Some lines in the listing below may include the string "description". How many are there? Give only the number.

-- start of RAW DATA --

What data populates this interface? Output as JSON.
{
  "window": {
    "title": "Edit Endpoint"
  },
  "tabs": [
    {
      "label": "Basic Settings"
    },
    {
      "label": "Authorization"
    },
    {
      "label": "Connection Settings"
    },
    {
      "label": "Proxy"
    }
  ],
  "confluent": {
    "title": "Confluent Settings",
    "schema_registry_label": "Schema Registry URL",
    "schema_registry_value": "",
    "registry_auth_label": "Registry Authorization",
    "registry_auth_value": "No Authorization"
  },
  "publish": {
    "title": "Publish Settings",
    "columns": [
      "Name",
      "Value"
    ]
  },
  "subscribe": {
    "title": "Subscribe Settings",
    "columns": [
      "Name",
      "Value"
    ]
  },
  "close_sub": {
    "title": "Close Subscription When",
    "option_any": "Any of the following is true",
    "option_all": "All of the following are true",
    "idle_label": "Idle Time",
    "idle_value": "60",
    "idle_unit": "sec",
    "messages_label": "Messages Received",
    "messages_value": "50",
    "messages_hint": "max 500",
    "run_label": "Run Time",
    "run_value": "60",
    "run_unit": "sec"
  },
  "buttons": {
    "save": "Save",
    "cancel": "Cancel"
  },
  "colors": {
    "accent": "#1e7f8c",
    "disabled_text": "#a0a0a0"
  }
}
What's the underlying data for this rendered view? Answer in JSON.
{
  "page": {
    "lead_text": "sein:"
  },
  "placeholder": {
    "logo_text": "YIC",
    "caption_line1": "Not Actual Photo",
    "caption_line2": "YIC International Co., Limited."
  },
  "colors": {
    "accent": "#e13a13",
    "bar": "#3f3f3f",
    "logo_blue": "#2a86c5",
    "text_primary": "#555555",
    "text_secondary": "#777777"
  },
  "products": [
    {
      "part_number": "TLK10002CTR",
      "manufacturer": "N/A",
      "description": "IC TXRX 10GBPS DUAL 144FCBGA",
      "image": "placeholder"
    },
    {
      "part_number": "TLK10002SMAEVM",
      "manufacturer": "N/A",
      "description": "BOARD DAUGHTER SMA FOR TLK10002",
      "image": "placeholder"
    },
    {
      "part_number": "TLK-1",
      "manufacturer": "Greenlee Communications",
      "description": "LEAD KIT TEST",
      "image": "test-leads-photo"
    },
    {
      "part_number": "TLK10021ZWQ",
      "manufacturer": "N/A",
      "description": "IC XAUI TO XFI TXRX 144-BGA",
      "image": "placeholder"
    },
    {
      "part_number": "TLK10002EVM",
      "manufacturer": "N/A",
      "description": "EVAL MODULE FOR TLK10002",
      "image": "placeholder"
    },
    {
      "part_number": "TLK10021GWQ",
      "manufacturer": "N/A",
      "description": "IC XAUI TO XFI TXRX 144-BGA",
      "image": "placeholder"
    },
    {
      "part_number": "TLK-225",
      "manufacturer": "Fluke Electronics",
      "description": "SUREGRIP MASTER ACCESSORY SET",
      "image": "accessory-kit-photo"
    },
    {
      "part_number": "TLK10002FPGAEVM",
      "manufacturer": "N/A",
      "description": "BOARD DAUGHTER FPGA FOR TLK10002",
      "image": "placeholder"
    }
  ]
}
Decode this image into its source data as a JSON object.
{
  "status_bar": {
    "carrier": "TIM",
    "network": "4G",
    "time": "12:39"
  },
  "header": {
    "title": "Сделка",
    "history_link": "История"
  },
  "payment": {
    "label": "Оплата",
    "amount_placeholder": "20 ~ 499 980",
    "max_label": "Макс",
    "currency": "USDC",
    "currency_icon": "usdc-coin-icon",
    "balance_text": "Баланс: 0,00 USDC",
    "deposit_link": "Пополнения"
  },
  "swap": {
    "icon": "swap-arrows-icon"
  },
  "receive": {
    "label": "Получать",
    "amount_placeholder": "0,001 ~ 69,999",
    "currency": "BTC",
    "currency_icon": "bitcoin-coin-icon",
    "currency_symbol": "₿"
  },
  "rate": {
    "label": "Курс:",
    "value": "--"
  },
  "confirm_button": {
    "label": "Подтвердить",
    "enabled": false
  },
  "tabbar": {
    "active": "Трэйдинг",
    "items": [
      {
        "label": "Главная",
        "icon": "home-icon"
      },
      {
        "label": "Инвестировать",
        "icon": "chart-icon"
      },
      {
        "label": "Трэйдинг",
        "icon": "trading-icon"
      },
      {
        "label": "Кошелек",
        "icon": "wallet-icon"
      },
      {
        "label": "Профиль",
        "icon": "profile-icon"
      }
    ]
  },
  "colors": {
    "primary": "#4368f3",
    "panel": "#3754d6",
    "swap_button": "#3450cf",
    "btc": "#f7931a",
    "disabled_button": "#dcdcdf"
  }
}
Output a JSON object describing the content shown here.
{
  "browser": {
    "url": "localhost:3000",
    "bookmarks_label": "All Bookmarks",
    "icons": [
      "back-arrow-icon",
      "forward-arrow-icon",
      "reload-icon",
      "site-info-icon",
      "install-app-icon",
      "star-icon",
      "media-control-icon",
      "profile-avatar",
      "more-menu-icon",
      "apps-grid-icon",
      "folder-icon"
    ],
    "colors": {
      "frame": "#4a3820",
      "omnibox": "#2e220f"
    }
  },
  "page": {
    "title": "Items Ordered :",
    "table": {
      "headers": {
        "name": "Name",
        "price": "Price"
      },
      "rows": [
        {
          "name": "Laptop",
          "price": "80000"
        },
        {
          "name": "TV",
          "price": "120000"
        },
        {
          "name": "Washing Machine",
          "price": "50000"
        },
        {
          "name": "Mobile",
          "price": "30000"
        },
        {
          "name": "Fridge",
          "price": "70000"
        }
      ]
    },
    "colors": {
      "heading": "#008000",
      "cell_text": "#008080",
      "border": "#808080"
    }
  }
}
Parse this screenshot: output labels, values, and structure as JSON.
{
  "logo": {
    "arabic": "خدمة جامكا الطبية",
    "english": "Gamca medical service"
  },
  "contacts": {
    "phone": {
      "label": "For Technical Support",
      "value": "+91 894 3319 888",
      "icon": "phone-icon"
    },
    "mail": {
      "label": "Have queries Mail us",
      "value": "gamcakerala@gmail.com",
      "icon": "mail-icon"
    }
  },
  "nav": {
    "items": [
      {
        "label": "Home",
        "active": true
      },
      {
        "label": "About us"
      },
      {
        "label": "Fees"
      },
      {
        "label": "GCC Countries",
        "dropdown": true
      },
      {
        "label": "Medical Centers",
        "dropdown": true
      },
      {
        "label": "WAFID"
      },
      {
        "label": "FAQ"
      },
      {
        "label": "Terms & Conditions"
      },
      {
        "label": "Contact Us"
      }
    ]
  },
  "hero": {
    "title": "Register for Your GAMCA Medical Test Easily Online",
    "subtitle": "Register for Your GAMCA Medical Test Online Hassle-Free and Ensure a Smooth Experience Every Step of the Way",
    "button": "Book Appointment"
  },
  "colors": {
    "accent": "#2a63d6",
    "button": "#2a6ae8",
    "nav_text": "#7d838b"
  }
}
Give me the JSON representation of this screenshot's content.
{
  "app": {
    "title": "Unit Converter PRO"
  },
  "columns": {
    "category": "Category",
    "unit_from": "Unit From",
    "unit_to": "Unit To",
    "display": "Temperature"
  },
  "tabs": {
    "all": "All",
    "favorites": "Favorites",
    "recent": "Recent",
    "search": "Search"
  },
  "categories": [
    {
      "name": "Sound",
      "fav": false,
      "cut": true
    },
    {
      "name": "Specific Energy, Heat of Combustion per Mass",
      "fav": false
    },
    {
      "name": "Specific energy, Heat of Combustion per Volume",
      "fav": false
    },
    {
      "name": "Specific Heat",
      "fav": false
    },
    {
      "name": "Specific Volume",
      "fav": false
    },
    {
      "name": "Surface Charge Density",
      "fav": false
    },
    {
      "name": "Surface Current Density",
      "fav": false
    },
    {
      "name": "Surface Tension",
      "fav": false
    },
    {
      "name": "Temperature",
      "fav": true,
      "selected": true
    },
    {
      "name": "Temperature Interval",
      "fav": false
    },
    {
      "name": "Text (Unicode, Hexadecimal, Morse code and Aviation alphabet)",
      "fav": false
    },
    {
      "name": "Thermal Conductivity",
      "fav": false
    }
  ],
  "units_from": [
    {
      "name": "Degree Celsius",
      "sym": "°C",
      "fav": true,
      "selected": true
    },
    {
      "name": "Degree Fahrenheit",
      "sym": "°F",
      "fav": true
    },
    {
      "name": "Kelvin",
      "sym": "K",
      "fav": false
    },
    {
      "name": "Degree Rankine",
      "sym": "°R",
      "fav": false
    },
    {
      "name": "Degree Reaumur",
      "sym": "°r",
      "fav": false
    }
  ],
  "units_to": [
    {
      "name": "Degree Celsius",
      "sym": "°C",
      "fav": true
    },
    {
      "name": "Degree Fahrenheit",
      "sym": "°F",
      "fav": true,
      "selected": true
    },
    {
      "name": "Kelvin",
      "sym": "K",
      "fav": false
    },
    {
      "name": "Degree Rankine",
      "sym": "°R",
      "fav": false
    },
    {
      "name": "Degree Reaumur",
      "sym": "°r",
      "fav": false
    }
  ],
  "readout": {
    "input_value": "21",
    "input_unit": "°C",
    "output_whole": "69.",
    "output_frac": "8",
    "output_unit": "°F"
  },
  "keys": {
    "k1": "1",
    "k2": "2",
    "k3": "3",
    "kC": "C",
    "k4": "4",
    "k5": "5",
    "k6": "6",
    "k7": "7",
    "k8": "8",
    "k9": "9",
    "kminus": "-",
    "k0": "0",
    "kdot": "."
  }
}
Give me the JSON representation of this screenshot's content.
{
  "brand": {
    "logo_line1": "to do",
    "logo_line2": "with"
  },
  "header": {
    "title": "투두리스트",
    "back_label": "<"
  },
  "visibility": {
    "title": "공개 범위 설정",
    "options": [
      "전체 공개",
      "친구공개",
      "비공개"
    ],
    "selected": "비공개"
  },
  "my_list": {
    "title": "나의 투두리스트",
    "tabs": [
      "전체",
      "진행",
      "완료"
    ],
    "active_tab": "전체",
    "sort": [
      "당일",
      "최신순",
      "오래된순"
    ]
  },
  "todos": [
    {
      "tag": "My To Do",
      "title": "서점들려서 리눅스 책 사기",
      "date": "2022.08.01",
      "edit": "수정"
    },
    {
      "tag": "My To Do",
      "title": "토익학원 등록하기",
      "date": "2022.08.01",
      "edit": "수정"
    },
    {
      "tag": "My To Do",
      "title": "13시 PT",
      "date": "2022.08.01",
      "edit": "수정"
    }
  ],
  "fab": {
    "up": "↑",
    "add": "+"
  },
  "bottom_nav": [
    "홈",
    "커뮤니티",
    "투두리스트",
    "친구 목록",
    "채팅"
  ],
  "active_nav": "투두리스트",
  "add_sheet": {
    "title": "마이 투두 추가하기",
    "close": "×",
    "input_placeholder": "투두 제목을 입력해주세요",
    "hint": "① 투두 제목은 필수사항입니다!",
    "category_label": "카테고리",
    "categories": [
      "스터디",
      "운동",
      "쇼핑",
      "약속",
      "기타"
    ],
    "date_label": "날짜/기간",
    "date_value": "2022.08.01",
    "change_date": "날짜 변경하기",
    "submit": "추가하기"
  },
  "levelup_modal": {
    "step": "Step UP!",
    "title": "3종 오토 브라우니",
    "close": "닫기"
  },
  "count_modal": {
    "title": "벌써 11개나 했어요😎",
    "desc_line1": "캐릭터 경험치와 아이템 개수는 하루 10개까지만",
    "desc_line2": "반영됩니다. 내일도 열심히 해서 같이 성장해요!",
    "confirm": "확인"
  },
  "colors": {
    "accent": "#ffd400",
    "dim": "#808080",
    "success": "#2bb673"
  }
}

-- end of RAW DATA --

### THE SOLUTION
8